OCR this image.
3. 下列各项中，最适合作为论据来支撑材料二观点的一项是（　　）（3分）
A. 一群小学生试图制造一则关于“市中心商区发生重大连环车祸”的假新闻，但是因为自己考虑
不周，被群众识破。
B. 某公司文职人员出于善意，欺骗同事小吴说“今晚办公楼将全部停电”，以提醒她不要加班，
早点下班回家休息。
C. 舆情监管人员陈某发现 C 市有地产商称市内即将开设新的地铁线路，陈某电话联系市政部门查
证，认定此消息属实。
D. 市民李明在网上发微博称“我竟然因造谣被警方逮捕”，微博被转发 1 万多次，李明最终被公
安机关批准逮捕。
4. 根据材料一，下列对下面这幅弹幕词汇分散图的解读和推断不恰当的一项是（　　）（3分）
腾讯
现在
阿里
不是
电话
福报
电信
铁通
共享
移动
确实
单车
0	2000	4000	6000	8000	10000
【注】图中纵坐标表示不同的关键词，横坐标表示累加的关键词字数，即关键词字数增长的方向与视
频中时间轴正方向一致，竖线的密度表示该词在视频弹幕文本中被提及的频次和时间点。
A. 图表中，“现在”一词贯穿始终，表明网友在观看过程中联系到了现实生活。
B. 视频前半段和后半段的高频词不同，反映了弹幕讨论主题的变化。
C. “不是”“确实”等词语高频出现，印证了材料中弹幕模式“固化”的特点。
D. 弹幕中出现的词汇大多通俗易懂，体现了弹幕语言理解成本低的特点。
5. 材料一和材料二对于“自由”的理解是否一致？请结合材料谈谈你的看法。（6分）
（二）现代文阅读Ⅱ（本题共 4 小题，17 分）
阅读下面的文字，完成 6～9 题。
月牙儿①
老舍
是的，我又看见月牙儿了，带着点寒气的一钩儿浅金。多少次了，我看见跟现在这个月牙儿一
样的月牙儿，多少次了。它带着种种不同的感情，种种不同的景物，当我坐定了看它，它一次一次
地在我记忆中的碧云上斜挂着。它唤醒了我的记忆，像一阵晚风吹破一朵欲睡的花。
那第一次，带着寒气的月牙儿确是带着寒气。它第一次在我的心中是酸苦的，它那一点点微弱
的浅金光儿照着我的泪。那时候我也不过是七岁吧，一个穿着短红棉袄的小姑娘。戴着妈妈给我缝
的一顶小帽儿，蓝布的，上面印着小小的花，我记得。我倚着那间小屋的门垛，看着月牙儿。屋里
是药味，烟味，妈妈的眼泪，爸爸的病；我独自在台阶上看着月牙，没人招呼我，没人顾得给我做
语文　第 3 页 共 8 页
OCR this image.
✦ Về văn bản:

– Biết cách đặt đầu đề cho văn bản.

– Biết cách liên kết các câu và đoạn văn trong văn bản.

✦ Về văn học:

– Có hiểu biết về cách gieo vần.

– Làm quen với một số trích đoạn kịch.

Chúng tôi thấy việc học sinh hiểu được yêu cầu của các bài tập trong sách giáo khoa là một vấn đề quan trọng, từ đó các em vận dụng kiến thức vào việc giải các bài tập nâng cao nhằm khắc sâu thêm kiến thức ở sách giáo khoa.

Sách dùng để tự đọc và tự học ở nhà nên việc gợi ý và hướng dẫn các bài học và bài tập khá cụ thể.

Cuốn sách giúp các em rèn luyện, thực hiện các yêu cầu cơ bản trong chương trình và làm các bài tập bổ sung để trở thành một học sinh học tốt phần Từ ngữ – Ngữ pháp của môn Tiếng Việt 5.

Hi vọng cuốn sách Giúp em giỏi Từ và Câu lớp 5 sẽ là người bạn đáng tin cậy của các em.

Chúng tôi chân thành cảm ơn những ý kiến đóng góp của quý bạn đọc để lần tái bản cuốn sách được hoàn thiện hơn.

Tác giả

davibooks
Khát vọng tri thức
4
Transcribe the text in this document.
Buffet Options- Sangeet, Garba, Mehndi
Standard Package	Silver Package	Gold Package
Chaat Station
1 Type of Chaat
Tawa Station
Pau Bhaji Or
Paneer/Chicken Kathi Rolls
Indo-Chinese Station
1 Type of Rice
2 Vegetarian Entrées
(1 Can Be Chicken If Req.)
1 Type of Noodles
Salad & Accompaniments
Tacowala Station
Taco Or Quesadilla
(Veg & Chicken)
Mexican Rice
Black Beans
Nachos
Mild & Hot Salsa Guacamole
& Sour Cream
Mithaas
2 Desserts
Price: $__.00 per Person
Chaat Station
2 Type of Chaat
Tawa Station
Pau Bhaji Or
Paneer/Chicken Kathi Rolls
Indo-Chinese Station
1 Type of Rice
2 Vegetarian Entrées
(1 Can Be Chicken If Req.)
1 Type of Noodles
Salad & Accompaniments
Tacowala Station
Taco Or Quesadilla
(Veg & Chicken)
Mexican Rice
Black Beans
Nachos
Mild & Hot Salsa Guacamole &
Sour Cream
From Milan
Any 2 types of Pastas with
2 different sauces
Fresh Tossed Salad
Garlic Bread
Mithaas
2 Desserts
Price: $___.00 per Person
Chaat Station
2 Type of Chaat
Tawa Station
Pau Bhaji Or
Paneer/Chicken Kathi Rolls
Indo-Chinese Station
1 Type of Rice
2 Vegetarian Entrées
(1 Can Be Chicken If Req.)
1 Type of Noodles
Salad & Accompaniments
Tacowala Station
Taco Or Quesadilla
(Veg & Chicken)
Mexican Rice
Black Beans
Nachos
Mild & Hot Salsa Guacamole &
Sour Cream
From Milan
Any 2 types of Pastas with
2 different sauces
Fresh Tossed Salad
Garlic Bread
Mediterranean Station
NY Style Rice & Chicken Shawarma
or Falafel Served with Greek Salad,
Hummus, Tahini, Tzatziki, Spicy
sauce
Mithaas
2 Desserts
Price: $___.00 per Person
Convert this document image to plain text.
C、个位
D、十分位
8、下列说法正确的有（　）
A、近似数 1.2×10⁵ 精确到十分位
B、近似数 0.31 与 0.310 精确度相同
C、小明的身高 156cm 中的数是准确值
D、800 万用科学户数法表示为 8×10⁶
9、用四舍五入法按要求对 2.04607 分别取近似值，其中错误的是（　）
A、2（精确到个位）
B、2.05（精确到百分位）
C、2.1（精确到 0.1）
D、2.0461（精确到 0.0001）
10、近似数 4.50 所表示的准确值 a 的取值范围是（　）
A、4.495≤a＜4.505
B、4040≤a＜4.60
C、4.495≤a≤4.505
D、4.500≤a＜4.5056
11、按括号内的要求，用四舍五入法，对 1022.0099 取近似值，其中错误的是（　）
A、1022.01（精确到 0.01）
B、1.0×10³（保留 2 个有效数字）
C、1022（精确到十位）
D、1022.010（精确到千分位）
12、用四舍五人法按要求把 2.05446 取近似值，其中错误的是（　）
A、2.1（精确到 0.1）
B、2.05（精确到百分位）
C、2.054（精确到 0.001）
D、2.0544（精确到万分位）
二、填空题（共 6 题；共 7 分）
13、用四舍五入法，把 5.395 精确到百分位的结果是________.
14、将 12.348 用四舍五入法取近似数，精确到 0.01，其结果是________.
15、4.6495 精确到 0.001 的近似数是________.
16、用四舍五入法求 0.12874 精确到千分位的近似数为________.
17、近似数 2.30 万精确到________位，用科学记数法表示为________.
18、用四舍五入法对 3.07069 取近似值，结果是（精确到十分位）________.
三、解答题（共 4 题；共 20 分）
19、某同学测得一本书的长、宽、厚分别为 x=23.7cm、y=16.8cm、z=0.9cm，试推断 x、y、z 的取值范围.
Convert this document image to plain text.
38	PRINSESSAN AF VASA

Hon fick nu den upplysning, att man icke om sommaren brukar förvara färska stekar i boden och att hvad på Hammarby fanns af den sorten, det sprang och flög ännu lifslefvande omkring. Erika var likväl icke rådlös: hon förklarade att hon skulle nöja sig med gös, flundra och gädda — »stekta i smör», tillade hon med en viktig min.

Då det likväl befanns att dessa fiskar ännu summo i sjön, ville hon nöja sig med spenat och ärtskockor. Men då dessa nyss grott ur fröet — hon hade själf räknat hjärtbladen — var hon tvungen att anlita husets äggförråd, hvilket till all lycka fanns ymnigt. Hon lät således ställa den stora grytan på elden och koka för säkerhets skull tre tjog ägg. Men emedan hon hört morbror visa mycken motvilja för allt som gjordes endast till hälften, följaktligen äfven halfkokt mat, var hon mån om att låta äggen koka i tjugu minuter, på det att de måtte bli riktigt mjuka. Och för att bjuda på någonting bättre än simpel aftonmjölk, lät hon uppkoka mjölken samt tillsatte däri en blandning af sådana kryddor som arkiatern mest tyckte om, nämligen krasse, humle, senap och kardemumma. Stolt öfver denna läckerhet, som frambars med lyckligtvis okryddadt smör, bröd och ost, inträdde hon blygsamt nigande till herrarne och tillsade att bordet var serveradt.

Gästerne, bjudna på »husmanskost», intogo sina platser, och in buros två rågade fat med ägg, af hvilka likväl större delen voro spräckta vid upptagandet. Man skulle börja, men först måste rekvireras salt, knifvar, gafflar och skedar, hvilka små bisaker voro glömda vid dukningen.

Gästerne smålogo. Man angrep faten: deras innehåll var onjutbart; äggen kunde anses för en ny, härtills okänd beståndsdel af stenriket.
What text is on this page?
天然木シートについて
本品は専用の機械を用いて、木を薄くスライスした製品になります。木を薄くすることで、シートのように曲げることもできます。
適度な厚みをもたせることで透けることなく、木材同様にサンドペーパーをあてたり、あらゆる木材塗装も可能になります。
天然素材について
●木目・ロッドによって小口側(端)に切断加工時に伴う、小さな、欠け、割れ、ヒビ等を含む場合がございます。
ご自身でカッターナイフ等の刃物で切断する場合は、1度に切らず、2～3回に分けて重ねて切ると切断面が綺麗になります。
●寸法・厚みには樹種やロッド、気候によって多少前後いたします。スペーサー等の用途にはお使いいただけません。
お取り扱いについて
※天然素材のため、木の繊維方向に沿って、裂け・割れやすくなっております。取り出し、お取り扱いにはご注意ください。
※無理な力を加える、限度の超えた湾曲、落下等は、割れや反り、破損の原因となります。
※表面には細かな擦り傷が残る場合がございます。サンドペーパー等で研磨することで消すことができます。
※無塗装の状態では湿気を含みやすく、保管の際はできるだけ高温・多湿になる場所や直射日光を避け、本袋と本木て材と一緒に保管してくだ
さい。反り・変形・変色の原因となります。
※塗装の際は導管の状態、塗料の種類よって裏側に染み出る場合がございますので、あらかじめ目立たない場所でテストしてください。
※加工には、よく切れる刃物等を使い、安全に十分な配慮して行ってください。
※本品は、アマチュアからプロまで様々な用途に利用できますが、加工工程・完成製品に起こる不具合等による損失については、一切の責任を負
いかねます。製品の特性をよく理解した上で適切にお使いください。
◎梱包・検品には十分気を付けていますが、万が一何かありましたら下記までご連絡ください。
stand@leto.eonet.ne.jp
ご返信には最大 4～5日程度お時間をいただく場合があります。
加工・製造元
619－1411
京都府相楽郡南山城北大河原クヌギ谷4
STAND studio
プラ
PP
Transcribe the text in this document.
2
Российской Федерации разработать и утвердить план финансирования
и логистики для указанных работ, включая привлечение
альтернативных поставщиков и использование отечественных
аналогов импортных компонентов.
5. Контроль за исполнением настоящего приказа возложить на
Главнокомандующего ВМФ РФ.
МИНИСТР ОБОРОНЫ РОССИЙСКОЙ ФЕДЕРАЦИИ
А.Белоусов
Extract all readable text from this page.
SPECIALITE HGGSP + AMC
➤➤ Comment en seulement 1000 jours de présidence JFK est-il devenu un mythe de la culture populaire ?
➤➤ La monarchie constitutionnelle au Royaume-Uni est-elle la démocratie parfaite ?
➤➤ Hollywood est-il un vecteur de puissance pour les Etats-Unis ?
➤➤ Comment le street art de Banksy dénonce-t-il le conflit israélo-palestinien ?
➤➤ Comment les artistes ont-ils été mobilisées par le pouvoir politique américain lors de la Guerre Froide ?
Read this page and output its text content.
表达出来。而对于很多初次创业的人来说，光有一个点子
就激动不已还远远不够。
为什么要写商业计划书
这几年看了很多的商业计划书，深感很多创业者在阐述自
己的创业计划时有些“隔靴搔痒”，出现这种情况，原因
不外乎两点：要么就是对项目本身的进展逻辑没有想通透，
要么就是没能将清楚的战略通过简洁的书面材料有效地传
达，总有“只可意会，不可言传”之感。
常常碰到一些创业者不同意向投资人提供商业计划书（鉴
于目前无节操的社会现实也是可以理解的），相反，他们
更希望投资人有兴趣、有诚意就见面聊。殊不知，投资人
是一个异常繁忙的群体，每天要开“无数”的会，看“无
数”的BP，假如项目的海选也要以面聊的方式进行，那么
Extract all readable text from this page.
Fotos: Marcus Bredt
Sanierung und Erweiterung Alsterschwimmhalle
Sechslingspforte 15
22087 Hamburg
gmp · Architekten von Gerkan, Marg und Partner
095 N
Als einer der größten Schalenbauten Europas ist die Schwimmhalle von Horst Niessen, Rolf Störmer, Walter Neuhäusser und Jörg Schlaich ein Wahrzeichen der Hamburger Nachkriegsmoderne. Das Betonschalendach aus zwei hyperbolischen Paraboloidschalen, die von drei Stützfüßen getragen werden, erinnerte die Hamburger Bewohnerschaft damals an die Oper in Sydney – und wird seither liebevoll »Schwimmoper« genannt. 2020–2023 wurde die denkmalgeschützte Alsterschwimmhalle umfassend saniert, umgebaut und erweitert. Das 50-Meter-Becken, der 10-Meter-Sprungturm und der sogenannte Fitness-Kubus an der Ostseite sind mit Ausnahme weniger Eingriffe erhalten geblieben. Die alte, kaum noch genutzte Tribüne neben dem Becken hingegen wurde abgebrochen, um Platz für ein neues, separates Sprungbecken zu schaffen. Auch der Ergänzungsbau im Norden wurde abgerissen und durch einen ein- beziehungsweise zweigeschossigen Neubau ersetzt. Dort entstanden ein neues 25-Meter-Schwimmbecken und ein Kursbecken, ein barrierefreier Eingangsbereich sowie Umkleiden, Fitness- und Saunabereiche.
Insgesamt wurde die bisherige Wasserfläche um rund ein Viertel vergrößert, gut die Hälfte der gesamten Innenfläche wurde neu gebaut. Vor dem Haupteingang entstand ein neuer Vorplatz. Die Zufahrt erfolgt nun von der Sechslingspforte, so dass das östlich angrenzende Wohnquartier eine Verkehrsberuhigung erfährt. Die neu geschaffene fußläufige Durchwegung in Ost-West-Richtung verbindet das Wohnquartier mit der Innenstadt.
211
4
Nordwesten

+++++

Extract every line containing the string "cách" from the material.

– Biết cách đặt đầu đề cho văn bản.
– Biết cách liên kết các câu và đoạn văn trong văn bản.
– Có hiểu biết về cách gieo vần.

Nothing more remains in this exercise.